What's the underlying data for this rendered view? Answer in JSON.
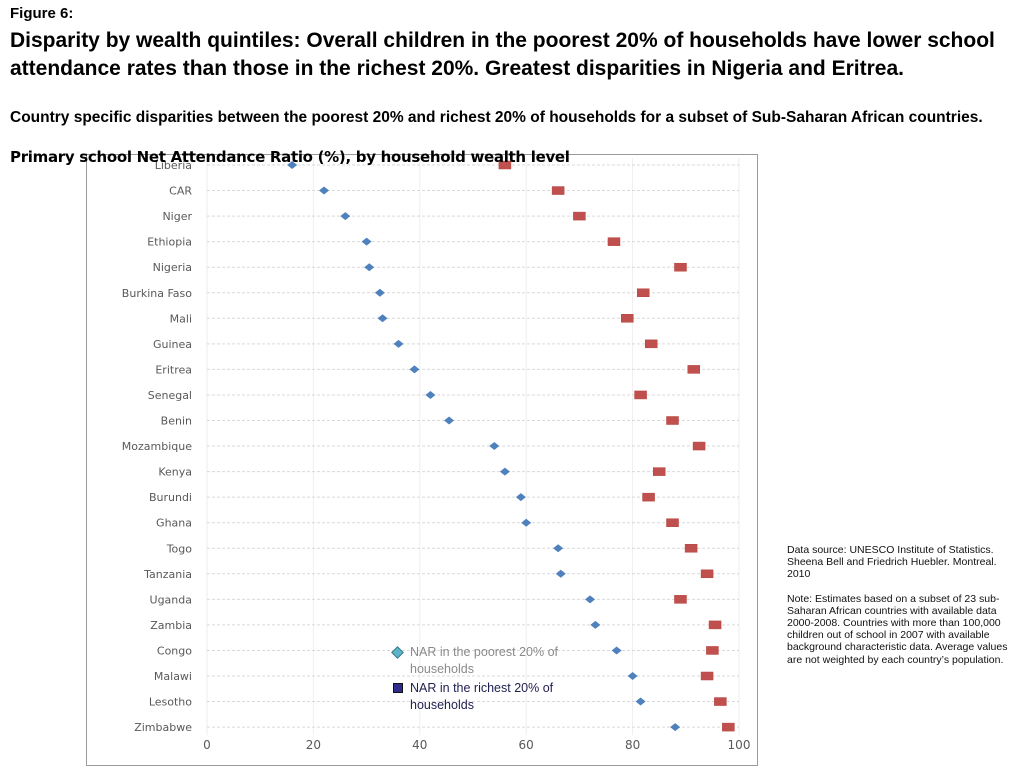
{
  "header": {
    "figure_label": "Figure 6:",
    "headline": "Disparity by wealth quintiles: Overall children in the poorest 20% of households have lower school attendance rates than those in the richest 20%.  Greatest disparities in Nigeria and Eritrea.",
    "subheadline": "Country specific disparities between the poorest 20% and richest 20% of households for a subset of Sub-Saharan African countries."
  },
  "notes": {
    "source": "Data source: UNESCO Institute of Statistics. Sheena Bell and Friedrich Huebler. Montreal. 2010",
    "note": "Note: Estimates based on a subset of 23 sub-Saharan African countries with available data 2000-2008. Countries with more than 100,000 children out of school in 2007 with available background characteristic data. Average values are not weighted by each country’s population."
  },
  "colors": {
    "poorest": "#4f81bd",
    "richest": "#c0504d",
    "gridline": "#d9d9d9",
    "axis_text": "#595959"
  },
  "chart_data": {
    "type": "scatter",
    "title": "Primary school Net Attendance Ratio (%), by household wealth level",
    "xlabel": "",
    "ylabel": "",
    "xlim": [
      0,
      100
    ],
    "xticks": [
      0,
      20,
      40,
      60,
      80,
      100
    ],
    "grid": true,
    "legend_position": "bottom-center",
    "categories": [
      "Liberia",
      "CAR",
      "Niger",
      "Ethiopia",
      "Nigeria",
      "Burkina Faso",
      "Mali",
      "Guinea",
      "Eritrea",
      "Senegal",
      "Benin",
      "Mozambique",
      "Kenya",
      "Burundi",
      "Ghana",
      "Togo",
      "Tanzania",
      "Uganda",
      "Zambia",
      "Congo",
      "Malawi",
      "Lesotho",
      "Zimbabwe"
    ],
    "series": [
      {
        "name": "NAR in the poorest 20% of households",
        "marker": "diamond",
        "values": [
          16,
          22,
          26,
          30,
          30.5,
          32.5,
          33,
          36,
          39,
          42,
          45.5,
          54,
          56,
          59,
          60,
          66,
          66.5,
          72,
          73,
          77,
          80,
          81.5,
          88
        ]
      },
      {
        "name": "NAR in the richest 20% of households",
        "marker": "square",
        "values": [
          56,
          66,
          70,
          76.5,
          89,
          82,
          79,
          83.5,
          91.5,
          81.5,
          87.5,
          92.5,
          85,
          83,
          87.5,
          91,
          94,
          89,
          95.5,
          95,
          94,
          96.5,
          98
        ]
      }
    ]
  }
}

-.-.-

Exercise task: Go through the data and count each line that has the word "households", then give the total alone.

Finished task: 4